• WORKING DATA
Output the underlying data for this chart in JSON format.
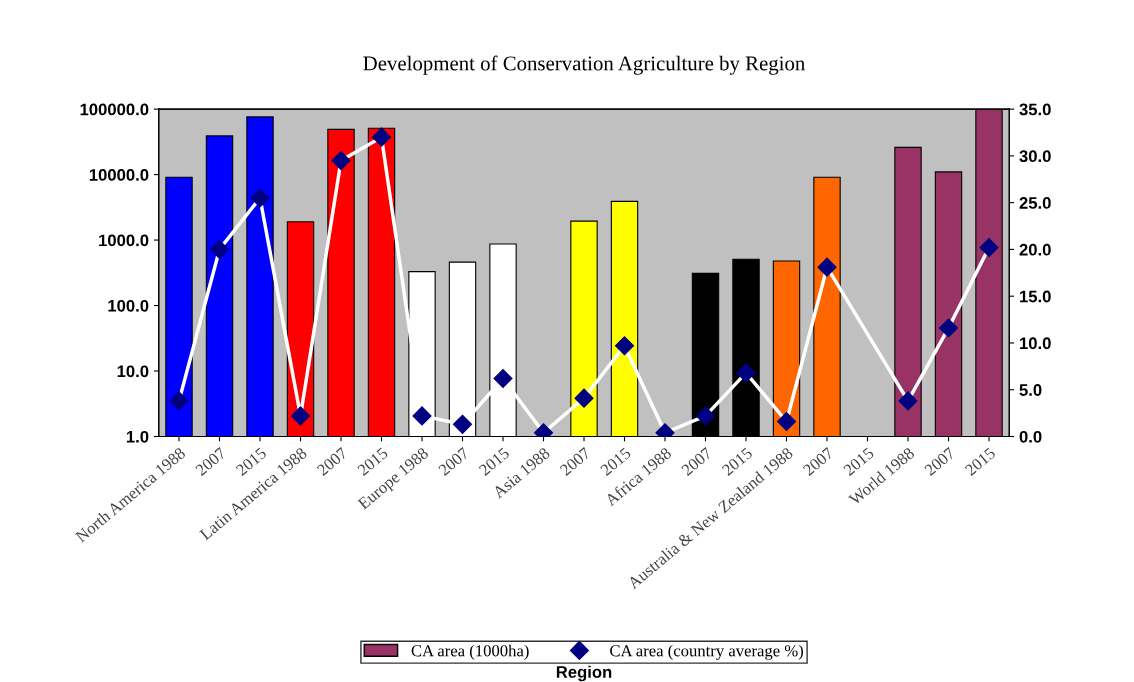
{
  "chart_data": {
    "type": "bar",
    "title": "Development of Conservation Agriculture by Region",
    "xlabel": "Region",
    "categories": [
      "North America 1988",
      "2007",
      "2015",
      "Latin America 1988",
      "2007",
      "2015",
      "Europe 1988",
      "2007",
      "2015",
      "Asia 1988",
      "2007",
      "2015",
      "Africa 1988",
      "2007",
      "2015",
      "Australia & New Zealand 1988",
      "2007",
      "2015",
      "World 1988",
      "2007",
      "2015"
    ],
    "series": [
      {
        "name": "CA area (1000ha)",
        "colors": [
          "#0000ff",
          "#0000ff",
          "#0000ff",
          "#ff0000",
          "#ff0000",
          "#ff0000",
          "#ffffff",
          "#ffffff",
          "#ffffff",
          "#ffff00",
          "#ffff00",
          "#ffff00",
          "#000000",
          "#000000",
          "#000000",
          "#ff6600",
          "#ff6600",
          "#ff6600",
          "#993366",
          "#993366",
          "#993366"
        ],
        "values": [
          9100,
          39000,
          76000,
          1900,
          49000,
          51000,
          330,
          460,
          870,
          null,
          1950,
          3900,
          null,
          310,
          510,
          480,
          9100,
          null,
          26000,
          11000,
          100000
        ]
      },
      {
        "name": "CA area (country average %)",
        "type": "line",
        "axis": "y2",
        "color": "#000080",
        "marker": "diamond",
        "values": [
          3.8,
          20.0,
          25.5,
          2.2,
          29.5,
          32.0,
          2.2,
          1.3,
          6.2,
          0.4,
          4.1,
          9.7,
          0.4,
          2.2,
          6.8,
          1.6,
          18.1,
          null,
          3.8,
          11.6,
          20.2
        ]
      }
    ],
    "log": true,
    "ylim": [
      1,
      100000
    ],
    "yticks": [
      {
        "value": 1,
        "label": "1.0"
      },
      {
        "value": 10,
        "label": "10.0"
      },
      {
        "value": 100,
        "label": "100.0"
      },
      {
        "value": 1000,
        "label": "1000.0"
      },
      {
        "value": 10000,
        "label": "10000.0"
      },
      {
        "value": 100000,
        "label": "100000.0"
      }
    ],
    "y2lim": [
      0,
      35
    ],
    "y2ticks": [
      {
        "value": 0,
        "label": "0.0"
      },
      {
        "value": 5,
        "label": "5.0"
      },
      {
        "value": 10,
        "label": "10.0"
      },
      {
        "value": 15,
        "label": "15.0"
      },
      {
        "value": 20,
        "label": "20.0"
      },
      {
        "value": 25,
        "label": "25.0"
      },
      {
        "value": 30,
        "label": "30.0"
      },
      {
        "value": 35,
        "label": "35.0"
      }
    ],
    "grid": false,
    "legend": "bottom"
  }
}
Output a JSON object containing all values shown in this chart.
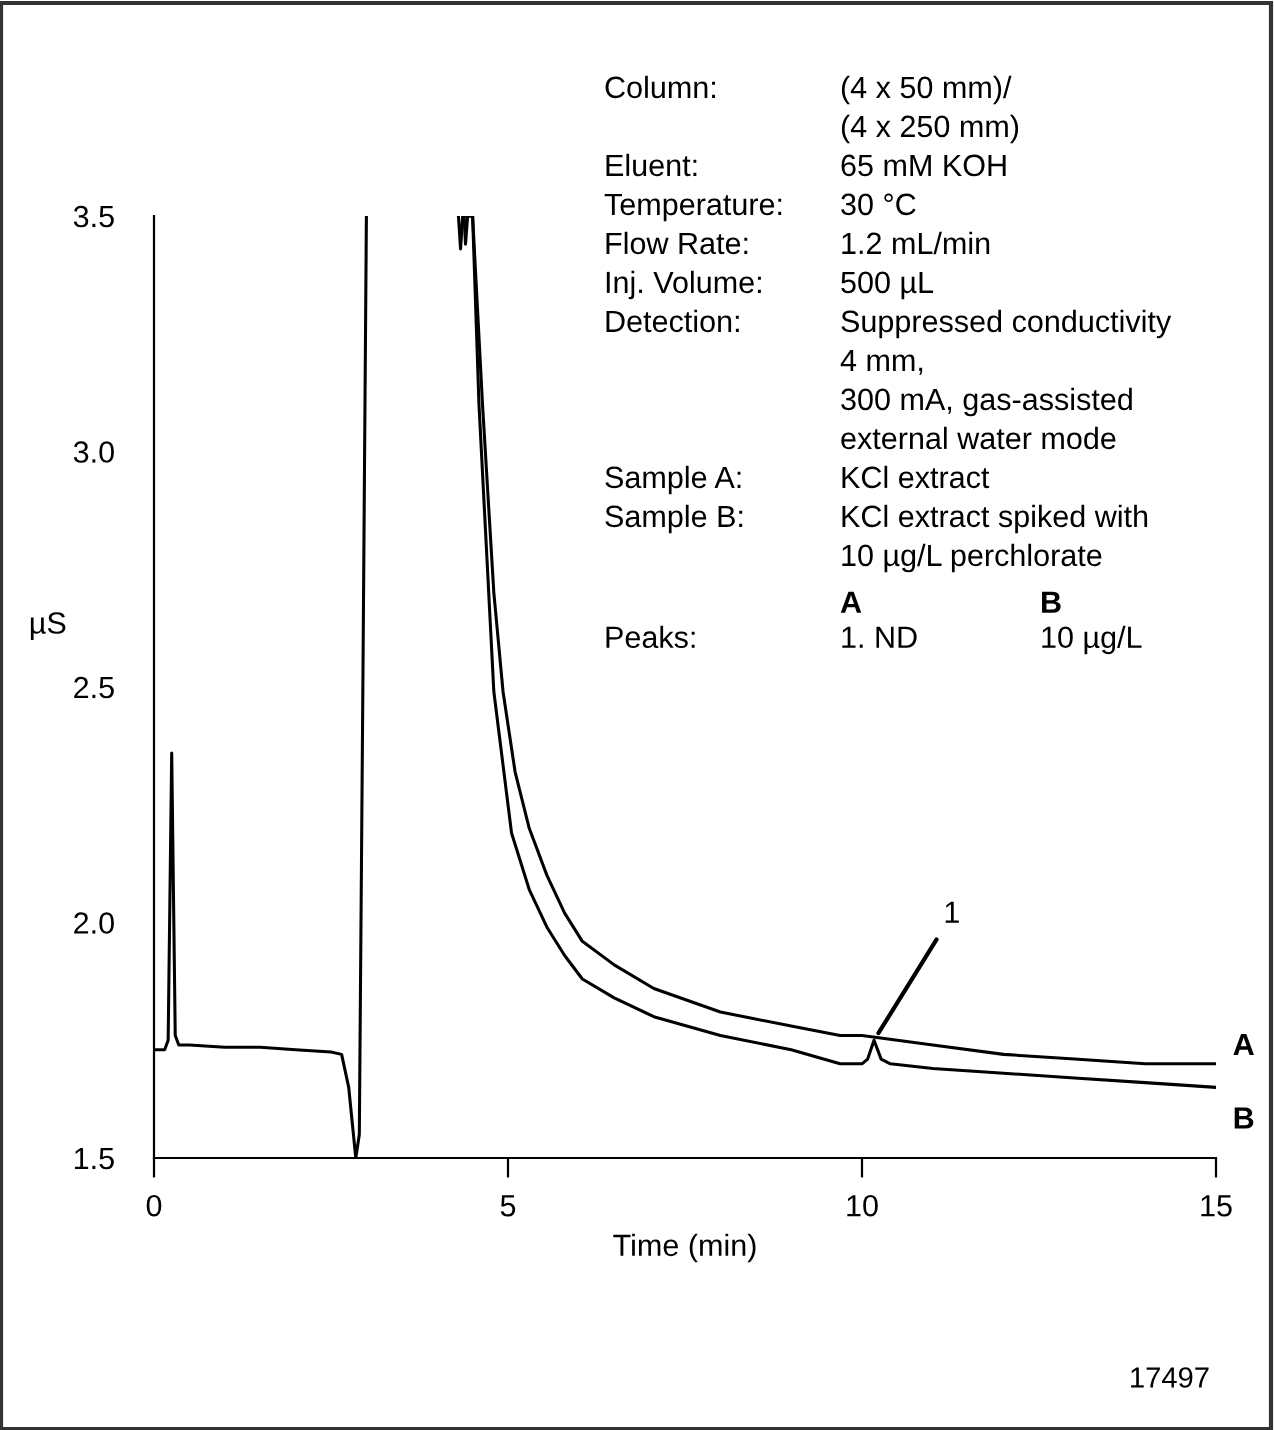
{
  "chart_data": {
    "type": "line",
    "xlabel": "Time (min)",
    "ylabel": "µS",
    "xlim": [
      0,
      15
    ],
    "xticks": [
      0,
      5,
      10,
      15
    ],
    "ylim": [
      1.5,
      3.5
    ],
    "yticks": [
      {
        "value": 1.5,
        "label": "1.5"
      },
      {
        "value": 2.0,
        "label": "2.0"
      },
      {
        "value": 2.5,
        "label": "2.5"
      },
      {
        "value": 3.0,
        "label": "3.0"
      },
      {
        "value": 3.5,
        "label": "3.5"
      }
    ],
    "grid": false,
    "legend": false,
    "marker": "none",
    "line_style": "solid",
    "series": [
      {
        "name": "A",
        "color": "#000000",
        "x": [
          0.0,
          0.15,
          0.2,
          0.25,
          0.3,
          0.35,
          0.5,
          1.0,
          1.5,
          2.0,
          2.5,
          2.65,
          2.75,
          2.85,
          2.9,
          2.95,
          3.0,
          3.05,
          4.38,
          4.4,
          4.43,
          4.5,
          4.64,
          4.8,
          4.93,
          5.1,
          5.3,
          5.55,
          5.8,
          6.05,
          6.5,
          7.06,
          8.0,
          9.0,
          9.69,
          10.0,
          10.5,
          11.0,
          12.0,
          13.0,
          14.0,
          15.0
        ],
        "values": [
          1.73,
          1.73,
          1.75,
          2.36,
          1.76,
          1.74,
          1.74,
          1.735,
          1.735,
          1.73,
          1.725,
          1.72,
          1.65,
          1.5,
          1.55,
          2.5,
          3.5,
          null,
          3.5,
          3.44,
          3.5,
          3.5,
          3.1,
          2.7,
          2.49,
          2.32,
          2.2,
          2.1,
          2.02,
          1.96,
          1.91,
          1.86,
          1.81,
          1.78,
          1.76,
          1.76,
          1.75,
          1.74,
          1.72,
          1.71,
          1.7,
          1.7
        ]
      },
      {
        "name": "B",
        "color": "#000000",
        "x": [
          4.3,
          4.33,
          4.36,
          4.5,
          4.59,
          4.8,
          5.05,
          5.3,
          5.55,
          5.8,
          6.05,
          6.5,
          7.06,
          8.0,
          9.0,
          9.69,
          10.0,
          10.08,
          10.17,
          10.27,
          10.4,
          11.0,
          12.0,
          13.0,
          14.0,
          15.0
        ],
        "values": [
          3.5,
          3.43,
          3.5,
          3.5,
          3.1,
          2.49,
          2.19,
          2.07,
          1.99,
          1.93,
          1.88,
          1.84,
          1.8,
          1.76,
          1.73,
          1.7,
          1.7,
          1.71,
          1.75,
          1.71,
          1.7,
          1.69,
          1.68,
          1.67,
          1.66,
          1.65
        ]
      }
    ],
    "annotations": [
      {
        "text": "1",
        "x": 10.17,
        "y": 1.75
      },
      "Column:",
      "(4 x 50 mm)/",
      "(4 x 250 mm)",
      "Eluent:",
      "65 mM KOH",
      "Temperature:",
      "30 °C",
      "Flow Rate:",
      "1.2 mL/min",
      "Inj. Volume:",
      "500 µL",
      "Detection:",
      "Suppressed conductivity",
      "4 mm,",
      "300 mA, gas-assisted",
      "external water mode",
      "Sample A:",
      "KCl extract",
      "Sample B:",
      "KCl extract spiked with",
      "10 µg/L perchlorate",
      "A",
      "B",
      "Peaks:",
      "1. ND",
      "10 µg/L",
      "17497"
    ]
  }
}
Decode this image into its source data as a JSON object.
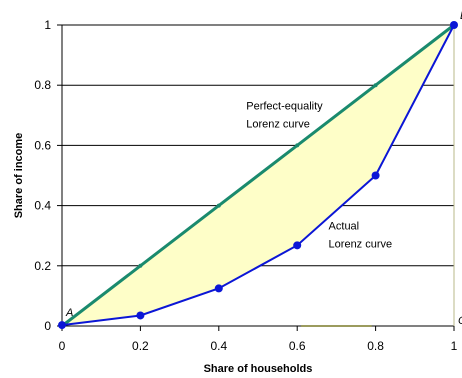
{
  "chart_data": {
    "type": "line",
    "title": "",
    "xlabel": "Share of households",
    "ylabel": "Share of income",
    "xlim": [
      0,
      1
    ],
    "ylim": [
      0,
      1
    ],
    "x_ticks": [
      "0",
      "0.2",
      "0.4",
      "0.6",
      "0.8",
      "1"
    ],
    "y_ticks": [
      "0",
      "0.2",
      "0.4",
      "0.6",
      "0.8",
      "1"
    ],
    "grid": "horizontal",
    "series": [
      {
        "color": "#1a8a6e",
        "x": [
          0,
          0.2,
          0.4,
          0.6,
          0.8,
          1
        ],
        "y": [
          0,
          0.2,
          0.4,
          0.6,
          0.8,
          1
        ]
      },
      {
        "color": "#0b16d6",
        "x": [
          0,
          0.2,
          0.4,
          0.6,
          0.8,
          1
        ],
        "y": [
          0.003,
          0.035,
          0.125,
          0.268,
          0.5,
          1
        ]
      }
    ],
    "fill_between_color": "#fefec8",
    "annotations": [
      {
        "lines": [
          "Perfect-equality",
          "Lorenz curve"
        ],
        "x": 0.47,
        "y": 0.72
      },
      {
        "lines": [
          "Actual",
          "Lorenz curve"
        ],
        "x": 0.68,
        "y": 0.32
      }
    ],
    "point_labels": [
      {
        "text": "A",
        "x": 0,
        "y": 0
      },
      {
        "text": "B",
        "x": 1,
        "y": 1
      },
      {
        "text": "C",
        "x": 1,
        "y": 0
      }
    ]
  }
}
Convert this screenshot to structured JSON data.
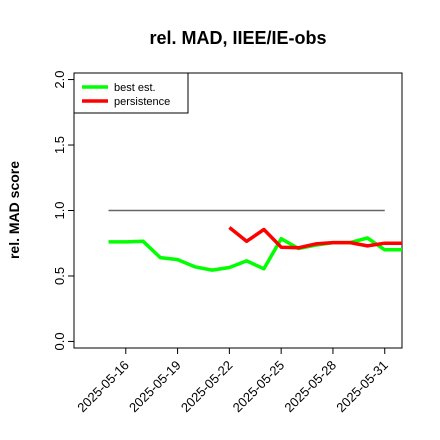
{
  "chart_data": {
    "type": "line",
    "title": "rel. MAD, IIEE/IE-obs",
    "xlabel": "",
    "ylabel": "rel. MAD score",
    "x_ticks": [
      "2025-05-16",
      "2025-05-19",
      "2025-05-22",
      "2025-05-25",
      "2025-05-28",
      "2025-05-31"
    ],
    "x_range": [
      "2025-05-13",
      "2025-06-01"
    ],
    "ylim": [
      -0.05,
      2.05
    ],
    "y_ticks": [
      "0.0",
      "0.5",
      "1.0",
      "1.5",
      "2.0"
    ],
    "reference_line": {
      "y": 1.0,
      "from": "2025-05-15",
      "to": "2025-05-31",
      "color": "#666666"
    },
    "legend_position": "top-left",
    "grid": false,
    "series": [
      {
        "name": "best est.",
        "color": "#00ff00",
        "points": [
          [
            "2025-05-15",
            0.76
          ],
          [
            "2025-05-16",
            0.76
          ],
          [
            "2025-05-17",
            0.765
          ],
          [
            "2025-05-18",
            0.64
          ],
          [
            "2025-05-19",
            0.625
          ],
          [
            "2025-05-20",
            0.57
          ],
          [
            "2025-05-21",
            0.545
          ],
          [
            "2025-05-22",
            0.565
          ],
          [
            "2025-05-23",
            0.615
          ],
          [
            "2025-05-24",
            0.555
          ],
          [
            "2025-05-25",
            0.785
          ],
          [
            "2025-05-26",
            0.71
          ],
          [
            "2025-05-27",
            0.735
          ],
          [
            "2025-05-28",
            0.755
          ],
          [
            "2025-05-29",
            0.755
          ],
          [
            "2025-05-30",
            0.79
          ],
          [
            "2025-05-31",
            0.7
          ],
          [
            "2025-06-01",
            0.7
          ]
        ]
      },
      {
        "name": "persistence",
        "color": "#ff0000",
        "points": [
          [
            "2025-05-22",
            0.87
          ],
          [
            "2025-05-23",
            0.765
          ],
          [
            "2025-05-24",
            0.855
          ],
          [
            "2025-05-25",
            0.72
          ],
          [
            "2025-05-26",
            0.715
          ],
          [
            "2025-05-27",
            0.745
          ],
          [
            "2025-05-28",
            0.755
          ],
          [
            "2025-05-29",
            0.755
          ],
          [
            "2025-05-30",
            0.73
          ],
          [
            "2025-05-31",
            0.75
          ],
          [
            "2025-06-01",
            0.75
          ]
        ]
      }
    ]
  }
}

• DESCRIPTION OF THE TASK
Identify which lines contain the word "name" and copy each one.

• OUTPUT
        "name": "CA area (1000ha)",
        "name": "CA area (country average %)",
        "name": "A",
        "name": "B",
        "name": "best est.",
        "name": "persistence",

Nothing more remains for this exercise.